## Stated problem:
Copy the listing below line for line, without changing anything, and leave out the pictures.

** start Material for the task **

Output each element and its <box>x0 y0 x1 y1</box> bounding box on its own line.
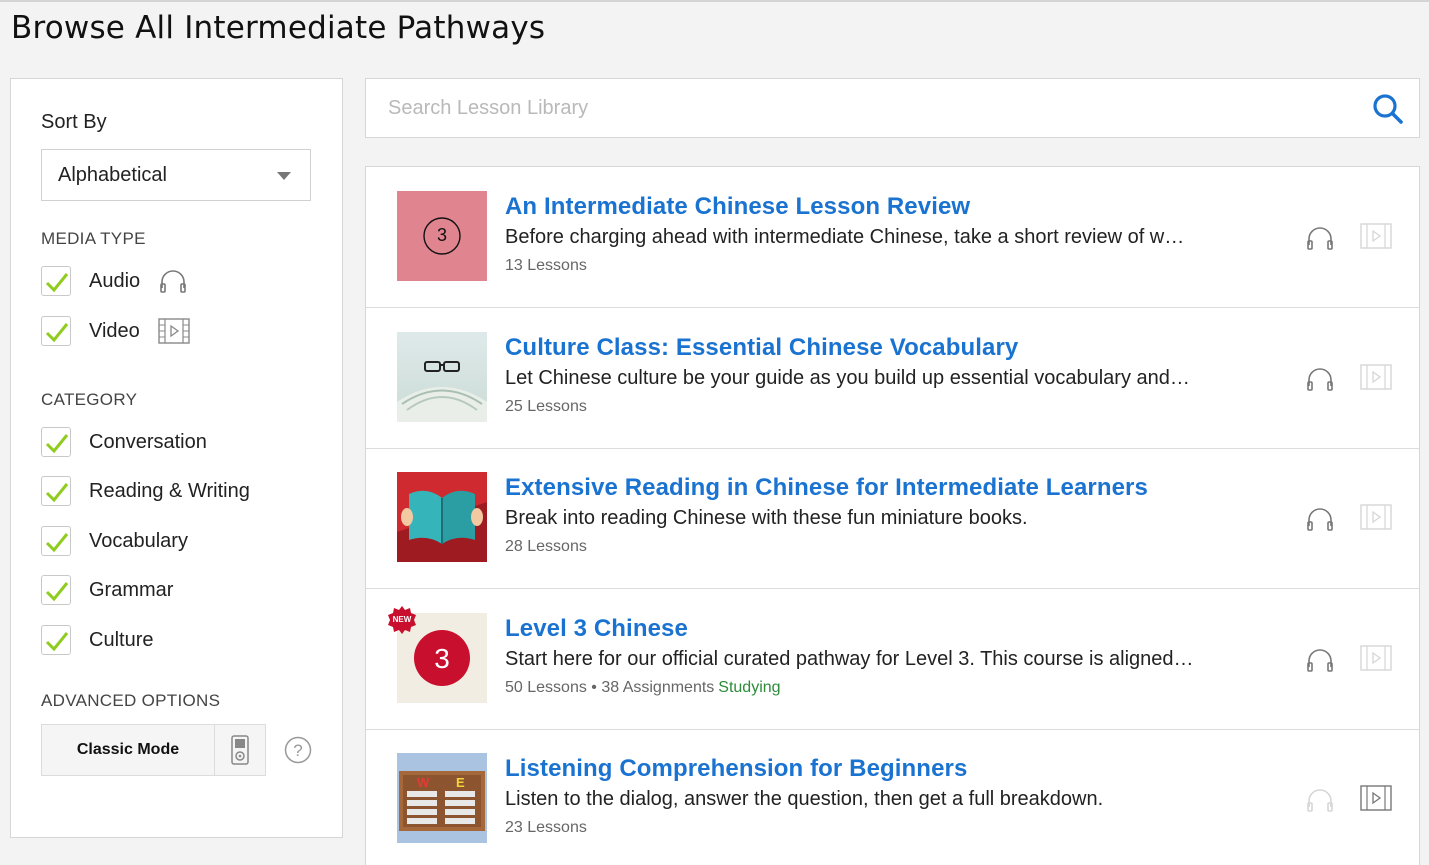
sort-label: Sort By <box>41 111 107 133</box>
search-icon[interactable] <box>1372 93 1404 130</box>
culture-checkbox[interactable] <box>41 625 71 655</box>
filter-grammar[interactable]: Grammar <box>41 574 173 606</box>
pathway-meta: 50 Lessons • 38 Assignments Studying <box>505 679 781 696</box>
filter-video[interactable]: Video <box>41 315 190 347</box>
new-badge: NEW <box>387 605 417 640</box>
chevron-down-icon <box>277 172 291 180</box>
video-icon <box>1360 504 1392 535</box>
checkmark-icon <box>45 273 69 293</box>
video-label: Video <box>89 319 140 342</box>
pathway-thumbnail[interactable]: 3 <box>397 191 487 281</box>
reading-writing-checkbox[interactable] <box>41 476 71 506</box>
grammar-label: Grammar <box>89 578 174 601</box>
list-item[interactable]: 3 NEW Level 3 Chinese Start here for our… <box>366 589 1419 730</box>
pathway-title[interactable]: An Intermediate Chinese Lesson Review <box>505 193 970 221</box>
thumbnail-number: 3 <box>436 225 447 245</box>
filter-sidebar: Sort By Alphabetical MEDIA TYPE Audio Vi… <box>10 78 343 838</box>
pathway-thumbnail[interactable] <box>397 332 487 422</box>
pathway-meta: 28 Lessons <box>505 538 587 555</box>
search-bar <box>365 78 1420 138</box>
audio-label: Audio <box>89 269 141 292</box>
status-badge: Studying <box>718 679 781 696</box>
page-title: Browse All Intermediate Pathways <box>11 10 546 46</box>
video-icon <box>1360 223 1392 254</box>
pathway-description: Break into reading Chinese with these fu… <box>505 507 1028 529</box>
pathway-list: 3 An Intermediate Chinese Lesson Review … <box>365 166 1420 865</box>
list-item[interactable]: 3 An Intermediate Chinese Lesson Review … <box>366 167 1419 308</box>
list-item[interactable]: Culture Class: Essential Chinese Vocabul… <box>366 308 1419 449</box>
list-item[interactable]: Extensive Reading in Chinese for Interme… <box>366 448 1419 589</box>
checkmark-icon <box>45 483 69 503</box>
ipod-icon[interactable] <box>215 725 265 775</box>
filter-conversation[interactable]: Conversation <box>41 426 207 458</box>
filter-culture[interactable]: Culture <box>41 624 153 656</box>
video-icon <box>1360 785 1392 816</box>
headphones-icon <box>158 268 188 294</box>
classic-mode-toggle[interactable]: Classic Mode <box>41 724 266 776</box>
category-heading: CATEGORY <box>41 390 138 409</box>
list-item[interactable]: W E Listening Comprehension for Beginner… <box>366 729 1419 865</box>
conversation-checkbox[interactable] <box>41 427 71 457</box>
headphones-icon <box>1306 506 1334 537</box>
filter-vocabulary[interactable]: Vocabulary <box>41 525 188 557</box>
search-input[interactable] <box>367 80 1357 136</box>
reading-writing-label: Reading & Writing <box>89 479 250 502</box>
pathway-description: Start here for our official curated path… <box>505 648 1195 670</box>
pathway-meta: 13 Lessons <box>505 257 587 274</box>
pathway-description: Before charging ahead with intermediate … <box>505 226 1195 248</box>
thumbnail-letter-e: E <box>456 775 465 790</box>
vocabulary-label: Vocabulary <box>89 529 188 552</box>
pathway-title[interactable]: Extensive Reading in Chinese for Interme… <box>505 474 1148 502</box>
headphones-icon <box>1306 225 1334 256</box>
headphones-icon <box>1306 366 1334 397</box>
checkmark-icon <box>45 323 69 343</box>
pathway-description: Listen to the dialog, answer the questio… <box>505 788 1104 810</box>
sort-value: Alphabetical <box>58 164 167 186</box>
pathway-description: Let Chinese culture be your guide as you… <box>505 367 1195 389</box>
checkmark-icon <box>45 582 69 602</box>
checkmark-icon <box>45 632 69 652</box>
thumbnail-letter-w: W <box>417 775 430 790</box>
video-checkbox[interactable] <box>41 316 71 346</box>
conversation-label: Conversation <box>89 430 207 453</box>
pathway-meta: 23 Lessons <box>505 819 587 836</box>
video-icon <box>1360 645 1392 676</box>
pathway-thumbnail[interactable]: W E <box>397 753 487 843</box>
filter-reading-writing[interactable]: Reading & Writing <box>41 475 250 507</box>
headphones-icon <box>1306 647 1334 678</box>
pathway-thumbnail[interactable] <box>397 472 487 562</box>
sort-select[interactable]: Alphabetical <box>41 149 311 201</box>
pathway-title[interactable]: Culture Class: Essential Chinese Vocabul… <box>505 334 1018 362</box>
grammar-checkbox[interactable] <box>41 575 71 605</box>
video-icon <box>158 318 190 344</box>
video-icon <box>1360 364 1392 395</box>
svg-text:?: ? <box>293 741 302 760</box>
audio-checkbox[interactable] <box>41 266 71 296</box>
pathway-title[interactable]: Listening Comprehension for Beginners <box>505 755 967 783</box>
pathway-title[interactable]: Level 3 Chinese <box>505 615 688 643</box>
checkmark-icon <box>45 533 69 553</box>
vocabulary-checkbox[interactable] <box>41 526 71 556</box>
filter-audio[interactable]: Audio <box>41 265 188 297</box>
checkmark-icon <box>45 434 69 454</box>
help-icon[interactable]: ? <box>284 736 312 769</box>
thumbnail-number: 3 <box>434 643 450 674</box>
media-type-heading: MEDIA TYPE <box>41 229 146 248</box>
headphones-icon <box>1306 787 1334 818</box>
culture-label: Culture <box>89 628 154 651</box>
classic-mode-button[interactable]: Classic Mode <box>42 725 215 775</box>
pathway-meta: 25 Lessons <box>505 398 587 415</box>
advanced-options-heading: ADVANCED OPTIONS <box>41 691 221 710</box>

** end Material for the task **

## Correct result:
Output each element and its <box>x0 y0 x1 y1</box> bounding box on its own line.
sort-label: Sort By <box>41 111 107 133</box>
search-icon[interactable] <box>1372 93 1404 130</box>
culture-checkbox[interactable] <box>41 625 71 655</box>
filter-grammar[interactable]: Grammar <box>41 574 173 606</box>
pathway-meta: 50 Lessons • 38 Assignments Studying <box>505 679 781 696</box>
filter-video[interactable]: Video <box>41 315 190 347</box>
new-badge: NEW <box>387 605 417 640</box>
chevron-down-icon <box>277 172 291 180</box>
video-icon <box>1360 504 1392 535</box>
checkmark-icon <box>45 273 69 293</box>
video-label: Video <box>89 319 140 342</box>
pathway-thumbnail[interactable]: 3 <box>397 191 487 281</box>
reading-writing-checkbox[interactable] <box>41 476 71 506</box>
grammar-label: Grammar <box>89 578 174 601</box>
list-item[interactable]: 3 NEW Level 3 Chinese Start here for our… <box>366 589 1419 730</box>
pathway-title[interactable]: An Intermediate Chinese Lesson Review <box>505 193 970 221</box>
thumbnail-number: 3 <box>436 225 447 245</box>
filter-sidebar: Sort By Alphabetical MEDIA TYPE Audio Vi… <box>10 78 343 838</box>
pathway-thumbnail[interactable] <box>397 332 487 422</box>
pathway-meta: 28 Lessons <box>505 538 587 555</box>
search-bar <box>365 78 1420 138</box>
audio-label: Audio <box>89 269 141 292</box>
status-badge: Studying <box>718 679 781 696</box>
page-title: Browse All Intermediate Pathways <box>11 10 546 46</box>
video-icon <box>1360 223 1392 254</box>
pathway-description: Break into reading Chinese with these fu… <box>505 507 1028 529</box>
pathway-list: 3 An Intermediate Chinese Lesson Review … <box>365 166 1420 865</box>
list-item[interactable]: 3 An Intermediate Chinese Lesson Review … <box>366 167 1419 308</box>
list-item[interactable]: Culture Class: Essential Chinese Vocabul… <box>366 308 1419 449</box>
list-item[interactable]: Extensive Reading in Chinese for Interme… <box>366 448 1419 589</box>
checkmark-icon <box>45 483 69 503</box>
ipod-icon[interactable] <box>215 725 265 775</box>
filter-conversation[interactable]: Conversation <box>41 426 207 458</box>
filter-culture[interactable]: Culture <box>41 624 153 656</box>
video-icon <box>1360 785 1392 816</box>
headphones-icon <box>158 268 188 294</box>
classic-mode-toggle[interactable]: Classic Mode <box>41 724 266 776</box>
category-heading: CATEGORY <box>41 390 138 409</box>
list-item[interactable]: W E Listening Comprehension for Beginner… <box>366 729 1419 865</box>
conversation-checkbox[interactable] <box>41 427 71 457</box>
headphones-icon <box>1306 506 1334 537</box>
filter-vocabulary[interactable]: Vocabulary <box>41 525 188 557</box>
search-input[interactable] <box>367 80 1357 136</box>
reading-writing-label: Reading & Writing <box>89 479 250 502</box>
pathway-description: Start here for our official curated path… <box>505 648 1195 670</box>
pathway-meta: 13 Lessons <box>505 257 587 274</box>
pathway-description: Before charging ahead with intermediate … <box>505 226 1195 248</box>
thumbnail-letter-e: E <box>456 775 465 790</box>
vocabulary-label: Vocabulary <box>89 529 188 552</box>
pathway-title[interactable]: Extensive Reading in Chinese for Interme… <box>505 474 1148 502</box>
headphones-icon <box>1306 225 1334 256</box>
headphones-icon <box>1306 366 1334 397</box>
checkmark-icon <box>45 323 69 343</box>
pathway-description: Listen to the dialog, answer the questio… <box>505 788 1104 810</box>
sort-value: Alphabetical <box>58 164 167 186</box>
pathway-description: Let Chinese culture be your guide as you… <box>505 367 1195 389</box>
checkmark-icon <box>45 582 69 602</box>
checkmark-icon <box>45 632 69 652</box>
thumbnail-letter-w: W <box>417 775 430 790</box>
video-checkbox[interactable] <box>41 316 71 346</box>
conversation-label: Conversation <box>89 430 207 453</box>
pathway-meta: 23 Lessons <box>505 819 587 836</box>
video-icon <box>1360 645 1392 676</box>
pathway-thumbnail[interactable]: W E <box>397 753 487 843</box>
filter-reading-writing[interactable]: Reading & Writing <box>41 475 250 507</box>
headphones-icon <box>1306 647 1334 678</box>
pathway-thumbnail[interactable] <box>397 472 487 562</box>
sort-select[interactable]: Alphabetical <box>41 149 311 201</box>
pathway-title[interactable]: Culture Class: Essential Chinese Vocabul… <box>505 334 1018 362</box>
grammar-checkbox[interactable] <box>41 575 71 605</box>
video-icon <box>158 318 190 344</box>
video-icon <box>1360 364 1392 395</box>
svg-text:?: ? <box>293 741 302 760</box>
audio-checkbox[interactable] <box>41 266 71 296</box>
pathway-title[interactable]: Listening Comprehension for Beginners <box>505 755 967 783</box>
pathway-title[interactable]: Level 3 Chinese <box>505 615 688 643</box>
checkmark-icon <box>45 533 69 553</box>
vocabulary-checkbox[interactable] <box>41 526 71 556</box>
filter-audio[interactable]: Audio <box>41 265 188 297</box>
checkmark-icon <box>45 434 69 454</box>
help-icon[interactable]: ? <box>284 736 312 769</box>
thumbnail-number: 3 <box>434 643 450 674</box>
media-type-heading: MEDIA TYPE <box>41 229 146 248</box>
headphones-icon <box>1306 787 1334 818</box>
culture-label: Culture <box>89 628 154 651</box>
classic-mode-button[interactable]: Classic Mode <box>42 725 215 775</box>
pathway-meta: 25 Lessons <box>505 398 587 415</box>
advanced-options-heading: ADVANCED OPTIONS <box>41 691 221 710</box>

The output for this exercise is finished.